• _RECORDS SUPPLIED_

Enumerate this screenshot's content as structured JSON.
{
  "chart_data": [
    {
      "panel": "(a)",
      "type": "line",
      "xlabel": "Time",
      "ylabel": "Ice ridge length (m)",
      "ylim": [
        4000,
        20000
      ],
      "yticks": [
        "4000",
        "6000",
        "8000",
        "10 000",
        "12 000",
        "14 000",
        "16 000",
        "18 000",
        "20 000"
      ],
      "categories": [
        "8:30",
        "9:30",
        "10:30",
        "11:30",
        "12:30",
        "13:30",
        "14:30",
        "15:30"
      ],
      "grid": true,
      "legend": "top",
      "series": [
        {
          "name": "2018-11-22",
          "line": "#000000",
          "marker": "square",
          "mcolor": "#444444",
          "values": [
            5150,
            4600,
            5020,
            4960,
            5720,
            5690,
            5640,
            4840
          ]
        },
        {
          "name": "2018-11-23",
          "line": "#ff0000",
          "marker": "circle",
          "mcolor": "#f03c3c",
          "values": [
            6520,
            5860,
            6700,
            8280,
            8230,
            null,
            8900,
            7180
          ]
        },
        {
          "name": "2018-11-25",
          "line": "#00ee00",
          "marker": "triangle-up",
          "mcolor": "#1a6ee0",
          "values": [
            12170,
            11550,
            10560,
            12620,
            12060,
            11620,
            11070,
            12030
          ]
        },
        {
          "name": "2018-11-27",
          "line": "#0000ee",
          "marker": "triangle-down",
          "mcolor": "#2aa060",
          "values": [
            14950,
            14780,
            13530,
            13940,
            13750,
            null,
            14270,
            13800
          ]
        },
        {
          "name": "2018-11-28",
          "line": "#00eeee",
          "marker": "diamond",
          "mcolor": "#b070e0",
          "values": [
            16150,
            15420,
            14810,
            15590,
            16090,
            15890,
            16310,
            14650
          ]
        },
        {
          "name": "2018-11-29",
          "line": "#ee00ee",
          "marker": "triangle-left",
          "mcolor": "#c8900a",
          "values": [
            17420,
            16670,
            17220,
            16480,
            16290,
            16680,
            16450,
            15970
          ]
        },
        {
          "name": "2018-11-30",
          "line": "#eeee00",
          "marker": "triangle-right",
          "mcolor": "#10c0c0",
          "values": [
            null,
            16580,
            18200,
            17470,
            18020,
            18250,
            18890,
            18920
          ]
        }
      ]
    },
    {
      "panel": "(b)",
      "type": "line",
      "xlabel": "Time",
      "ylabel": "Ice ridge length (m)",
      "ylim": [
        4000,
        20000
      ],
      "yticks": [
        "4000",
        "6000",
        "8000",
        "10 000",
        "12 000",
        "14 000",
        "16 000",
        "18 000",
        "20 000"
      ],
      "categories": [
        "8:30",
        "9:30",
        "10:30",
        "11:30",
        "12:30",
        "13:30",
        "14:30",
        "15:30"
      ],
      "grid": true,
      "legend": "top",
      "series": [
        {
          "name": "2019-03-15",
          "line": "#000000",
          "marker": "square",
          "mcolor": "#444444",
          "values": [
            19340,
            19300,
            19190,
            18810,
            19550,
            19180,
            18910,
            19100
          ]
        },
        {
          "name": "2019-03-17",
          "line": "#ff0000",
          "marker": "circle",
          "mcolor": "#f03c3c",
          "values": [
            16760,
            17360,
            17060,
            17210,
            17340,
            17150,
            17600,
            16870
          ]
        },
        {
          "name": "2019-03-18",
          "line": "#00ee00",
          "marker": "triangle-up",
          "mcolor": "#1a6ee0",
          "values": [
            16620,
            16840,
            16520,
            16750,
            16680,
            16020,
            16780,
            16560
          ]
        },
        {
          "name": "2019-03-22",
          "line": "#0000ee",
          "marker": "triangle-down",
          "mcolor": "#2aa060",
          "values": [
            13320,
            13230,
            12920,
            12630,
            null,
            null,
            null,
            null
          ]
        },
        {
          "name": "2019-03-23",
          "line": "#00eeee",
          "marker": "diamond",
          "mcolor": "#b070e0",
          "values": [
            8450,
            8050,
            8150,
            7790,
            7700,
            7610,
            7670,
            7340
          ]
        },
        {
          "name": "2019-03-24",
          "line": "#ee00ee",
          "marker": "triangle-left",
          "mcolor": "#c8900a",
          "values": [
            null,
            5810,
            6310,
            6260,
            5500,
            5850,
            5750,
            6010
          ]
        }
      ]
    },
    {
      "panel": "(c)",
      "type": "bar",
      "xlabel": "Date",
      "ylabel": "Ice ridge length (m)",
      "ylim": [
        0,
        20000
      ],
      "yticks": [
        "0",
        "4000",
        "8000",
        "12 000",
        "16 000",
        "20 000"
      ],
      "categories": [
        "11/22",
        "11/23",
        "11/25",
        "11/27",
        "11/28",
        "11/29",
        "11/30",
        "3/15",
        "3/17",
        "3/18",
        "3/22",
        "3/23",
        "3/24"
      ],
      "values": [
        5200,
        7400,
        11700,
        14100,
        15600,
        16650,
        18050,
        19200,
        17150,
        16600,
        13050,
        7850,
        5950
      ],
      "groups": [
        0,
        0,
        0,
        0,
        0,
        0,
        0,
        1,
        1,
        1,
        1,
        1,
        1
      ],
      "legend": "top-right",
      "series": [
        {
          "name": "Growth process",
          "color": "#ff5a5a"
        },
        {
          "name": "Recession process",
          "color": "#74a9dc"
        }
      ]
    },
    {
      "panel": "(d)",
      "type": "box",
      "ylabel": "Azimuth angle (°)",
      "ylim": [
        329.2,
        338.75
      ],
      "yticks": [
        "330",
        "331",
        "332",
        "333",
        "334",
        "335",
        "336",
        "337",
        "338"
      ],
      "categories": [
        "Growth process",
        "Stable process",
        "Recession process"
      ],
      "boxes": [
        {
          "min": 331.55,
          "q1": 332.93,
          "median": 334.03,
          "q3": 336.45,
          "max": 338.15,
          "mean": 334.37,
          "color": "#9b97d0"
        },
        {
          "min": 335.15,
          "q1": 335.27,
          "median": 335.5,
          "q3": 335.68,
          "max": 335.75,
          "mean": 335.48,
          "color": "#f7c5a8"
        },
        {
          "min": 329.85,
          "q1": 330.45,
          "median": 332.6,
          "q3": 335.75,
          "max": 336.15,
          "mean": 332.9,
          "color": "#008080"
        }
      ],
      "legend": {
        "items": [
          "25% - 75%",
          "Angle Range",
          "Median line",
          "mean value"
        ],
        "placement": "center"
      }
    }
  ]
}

• _YOUR GOAL_
Out of the material above, select every line that holds the string "Growth".

• _IN RESPONSE_
          "name": "Growth process",
        "Growth process",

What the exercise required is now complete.